(Dataset records)
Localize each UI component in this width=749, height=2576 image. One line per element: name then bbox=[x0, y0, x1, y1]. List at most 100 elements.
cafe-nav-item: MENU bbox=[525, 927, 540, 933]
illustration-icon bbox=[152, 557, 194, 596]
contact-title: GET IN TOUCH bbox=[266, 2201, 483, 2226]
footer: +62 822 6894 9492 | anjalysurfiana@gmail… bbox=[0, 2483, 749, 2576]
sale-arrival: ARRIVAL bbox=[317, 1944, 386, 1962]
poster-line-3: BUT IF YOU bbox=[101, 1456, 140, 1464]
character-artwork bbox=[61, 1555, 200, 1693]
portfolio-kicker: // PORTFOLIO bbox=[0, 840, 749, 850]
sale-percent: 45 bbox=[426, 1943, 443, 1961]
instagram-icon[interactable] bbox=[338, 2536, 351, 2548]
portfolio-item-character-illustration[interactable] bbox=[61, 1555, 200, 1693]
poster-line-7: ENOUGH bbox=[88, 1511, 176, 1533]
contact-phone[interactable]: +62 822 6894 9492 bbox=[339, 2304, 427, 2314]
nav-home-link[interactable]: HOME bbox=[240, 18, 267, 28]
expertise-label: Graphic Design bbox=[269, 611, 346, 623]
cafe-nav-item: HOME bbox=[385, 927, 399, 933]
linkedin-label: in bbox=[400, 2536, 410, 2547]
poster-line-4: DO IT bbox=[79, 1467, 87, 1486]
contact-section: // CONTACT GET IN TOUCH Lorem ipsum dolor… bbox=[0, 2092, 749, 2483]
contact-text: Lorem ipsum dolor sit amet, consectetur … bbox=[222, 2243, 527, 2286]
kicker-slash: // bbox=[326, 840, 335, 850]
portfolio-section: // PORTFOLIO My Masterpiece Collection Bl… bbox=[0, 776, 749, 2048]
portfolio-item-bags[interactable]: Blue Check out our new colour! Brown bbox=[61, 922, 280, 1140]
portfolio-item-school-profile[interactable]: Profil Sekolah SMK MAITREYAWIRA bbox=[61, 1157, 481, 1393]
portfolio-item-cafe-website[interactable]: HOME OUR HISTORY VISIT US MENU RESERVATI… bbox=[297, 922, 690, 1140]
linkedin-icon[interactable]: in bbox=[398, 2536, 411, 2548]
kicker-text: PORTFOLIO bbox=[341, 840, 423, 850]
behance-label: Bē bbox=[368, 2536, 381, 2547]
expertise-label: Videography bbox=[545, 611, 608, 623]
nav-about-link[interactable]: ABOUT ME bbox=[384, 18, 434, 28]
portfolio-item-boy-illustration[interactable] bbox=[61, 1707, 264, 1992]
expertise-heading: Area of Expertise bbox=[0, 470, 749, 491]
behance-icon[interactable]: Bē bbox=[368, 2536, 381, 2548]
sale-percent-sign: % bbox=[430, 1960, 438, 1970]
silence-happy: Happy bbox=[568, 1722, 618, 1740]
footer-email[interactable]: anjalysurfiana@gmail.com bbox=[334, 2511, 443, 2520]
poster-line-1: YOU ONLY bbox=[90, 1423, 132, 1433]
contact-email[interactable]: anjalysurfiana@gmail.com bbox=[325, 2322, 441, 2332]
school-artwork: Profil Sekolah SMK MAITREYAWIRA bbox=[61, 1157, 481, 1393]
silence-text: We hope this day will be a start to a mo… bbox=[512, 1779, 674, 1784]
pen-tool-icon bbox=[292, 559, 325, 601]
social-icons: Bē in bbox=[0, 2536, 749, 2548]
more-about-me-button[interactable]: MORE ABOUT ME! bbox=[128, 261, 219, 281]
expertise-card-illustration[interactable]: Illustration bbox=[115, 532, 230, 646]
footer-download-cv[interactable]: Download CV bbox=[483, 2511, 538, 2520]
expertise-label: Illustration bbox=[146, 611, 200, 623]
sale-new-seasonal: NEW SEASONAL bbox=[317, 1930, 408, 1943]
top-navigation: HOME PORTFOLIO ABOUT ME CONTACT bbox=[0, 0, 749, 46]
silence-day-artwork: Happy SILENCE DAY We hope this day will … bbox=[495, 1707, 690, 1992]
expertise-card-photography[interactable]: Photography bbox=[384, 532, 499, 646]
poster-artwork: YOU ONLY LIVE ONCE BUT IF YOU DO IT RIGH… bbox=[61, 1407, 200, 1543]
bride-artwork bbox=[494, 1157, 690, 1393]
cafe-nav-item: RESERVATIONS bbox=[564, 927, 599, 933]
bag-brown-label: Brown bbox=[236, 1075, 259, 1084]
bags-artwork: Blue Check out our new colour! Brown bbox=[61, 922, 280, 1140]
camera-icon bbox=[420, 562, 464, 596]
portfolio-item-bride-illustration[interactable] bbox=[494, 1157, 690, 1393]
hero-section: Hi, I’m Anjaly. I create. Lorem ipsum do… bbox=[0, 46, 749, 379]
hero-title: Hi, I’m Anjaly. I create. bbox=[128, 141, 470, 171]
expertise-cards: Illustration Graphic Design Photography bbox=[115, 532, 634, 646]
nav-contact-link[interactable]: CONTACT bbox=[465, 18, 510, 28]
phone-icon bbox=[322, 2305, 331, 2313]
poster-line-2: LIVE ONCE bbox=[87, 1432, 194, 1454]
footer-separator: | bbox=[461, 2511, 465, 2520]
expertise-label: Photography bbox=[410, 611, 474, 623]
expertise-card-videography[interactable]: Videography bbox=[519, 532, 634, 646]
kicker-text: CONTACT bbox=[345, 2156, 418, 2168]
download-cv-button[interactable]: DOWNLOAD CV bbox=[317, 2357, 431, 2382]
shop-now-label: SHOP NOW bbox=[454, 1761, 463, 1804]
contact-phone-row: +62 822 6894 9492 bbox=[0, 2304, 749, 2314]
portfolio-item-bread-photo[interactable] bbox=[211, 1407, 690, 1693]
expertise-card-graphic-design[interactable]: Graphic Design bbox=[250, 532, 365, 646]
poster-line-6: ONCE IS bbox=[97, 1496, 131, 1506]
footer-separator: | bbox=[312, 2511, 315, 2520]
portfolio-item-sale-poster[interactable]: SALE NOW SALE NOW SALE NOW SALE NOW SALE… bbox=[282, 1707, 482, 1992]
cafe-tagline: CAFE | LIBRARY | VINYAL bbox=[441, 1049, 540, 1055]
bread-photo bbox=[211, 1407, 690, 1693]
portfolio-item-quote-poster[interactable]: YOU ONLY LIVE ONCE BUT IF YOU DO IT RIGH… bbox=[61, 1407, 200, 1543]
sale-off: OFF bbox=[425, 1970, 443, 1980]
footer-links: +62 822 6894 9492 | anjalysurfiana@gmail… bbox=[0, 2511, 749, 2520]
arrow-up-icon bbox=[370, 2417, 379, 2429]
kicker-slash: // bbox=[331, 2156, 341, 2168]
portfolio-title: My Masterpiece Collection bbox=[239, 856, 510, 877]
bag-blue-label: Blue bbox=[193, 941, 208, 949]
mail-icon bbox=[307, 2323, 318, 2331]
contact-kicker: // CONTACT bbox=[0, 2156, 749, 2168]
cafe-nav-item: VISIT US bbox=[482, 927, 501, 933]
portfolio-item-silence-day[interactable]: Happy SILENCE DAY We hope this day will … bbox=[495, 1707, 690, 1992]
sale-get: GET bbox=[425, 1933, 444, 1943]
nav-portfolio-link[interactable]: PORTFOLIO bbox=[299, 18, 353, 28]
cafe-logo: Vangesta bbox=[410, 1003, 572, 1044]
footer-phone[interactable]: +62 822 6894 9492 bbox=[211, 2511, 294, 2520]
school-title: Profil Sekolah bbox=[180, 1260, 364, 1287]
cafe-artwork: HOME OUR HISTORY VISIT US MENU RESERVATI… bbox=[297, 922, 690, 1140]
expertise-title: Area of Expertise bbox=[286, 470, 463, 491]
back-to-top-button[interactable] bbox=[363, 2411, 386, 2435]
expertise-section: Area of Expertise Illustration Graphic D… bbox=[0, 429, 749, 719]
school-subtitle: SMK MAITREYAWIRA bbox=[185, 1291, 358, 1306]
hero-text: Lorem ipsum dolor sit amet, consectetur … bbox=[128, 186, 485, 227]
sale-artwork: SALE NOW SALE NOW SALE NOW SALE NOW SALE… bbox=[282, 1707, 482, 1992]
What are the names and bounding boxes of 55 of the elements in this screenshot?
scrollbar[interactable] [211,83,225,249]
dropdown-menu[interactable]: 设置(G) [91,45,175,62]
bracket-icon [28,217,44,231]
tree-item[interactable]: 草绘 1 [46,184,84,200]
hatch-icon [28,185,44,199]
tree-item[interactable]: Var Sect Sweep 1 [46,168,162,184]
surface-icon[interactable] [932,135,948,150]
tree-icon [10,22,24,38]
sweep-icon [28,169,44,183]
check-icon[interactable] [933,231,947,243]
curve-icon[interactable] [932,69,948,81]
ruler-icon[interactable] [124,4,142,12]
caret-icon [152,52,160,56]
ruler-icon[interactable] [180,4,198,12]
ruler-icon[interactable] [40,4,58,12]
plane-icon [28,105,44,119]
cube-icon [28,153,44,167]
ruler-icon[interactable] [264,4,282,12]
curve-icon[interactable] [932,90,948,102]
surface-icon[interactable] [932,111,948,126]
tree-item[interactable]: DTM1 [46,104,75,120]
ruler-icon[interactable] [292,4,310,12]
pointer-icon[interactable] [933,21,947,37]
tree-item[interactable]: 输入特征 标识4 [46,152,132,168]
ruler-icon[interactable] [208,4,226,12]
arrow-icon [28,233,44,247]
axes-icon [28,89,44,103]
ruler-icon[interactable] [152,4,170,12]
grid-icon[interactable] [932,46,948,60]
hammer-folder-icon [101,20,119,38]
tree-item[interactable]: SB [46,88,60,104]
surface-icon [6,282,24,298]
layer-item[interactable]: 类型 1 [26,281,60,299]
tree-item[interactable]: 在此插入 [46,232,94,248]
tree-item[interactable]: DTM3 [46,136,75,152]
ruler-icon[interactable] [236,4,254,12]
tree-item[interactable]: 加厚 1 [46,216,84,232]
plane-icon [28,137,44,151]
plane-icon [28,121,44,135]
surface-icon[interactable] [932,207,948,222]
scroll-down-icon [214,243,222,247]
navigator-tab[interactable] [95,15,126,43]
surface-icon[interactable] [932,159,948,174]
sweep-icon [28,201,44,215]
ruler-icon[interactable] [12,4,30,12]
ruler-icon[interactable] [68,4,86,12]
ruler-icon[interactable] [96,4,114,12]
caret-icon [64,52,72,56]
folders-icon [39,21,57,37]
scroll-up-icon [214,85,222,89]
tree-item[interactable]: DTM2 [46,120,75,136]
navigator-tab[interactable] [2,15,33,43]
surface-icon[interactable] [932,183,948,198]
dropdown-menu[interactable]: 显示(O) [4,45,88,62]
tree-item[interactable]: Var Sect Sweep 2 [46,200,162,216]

Your goal
Pull out each line from the rows above that contains the word "elements", copying it in full.

Task output
Localize each UI component in this width=749, height=2576 image. One line per element: name then bbox=[x0, y0, x1, y1]. List at most 100 elements.
What are the names and bounding boxes of 55 of the elements in this screenshot?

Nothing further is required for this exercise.